Exercise brief
Please restate the following records word for word.

Records
========================

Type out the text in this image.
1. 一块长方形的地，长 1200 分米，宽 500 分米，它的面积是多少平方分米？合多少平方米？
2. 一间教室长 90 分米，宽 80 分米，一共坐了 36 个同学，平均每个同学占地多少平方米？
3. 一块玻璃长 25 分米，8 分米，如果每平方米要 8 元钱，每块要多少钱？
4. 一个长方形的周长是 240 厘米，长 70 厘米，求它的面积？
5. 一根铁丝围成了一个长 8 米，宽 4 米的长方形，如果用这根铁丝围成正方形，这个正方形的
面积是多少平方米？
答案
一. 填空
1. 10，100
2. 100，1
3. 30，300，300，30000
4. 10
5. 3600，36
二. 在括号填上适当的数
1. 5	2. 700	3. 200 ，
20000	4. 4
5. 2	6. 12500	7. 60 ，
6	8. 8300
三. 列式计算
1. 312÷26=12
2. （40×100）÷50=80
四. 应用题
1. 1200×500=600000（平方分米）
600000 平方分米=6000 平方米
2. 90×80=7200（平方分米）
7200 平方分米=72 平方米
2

========================

Result of the exercise
Type out the text in this image.
1. 一块长方形的地，长 1200 分米，宽 500 分米，它的面积是多少平方分米？合多少平方米？
2. 一间教室长 90 分米，宽 80 分米，一共坐了 36 个同学，平均每个同学占地多少平方米？
3. 一块玻璃长 25 分米，8 分米，如果每平方米要 8 元钱，每块要多少钱？
4. 一个长方形的周长是 240 厘米，长 70 厘米，求它的面积？
5. 一根铁丝围成了一个长 8 米，宽 4 米的长方形，如果用这根铁丝围成正方形，这个正方形的
面积是多少平方米？
答案
一. 填空
1. 10，100
2. 100，1
3. 30，300，300，30000
4. 10
5. 3600，36
二. 在括号填上适当的数
1. 5	2. 700	3. 200 ，
20000	4. 4
5. 2	6. 12500	7. 60 ，
6	8. 8300
三. 列式计算
1. 312÷26=12
2. （40×100）÷50=80
四. 应用题
1. 1200×500=600000（平方分米）
600000 平方分米=6000 平方米
2. 90×80=7200（平方分米）
7200 平方分米=72 平方米
2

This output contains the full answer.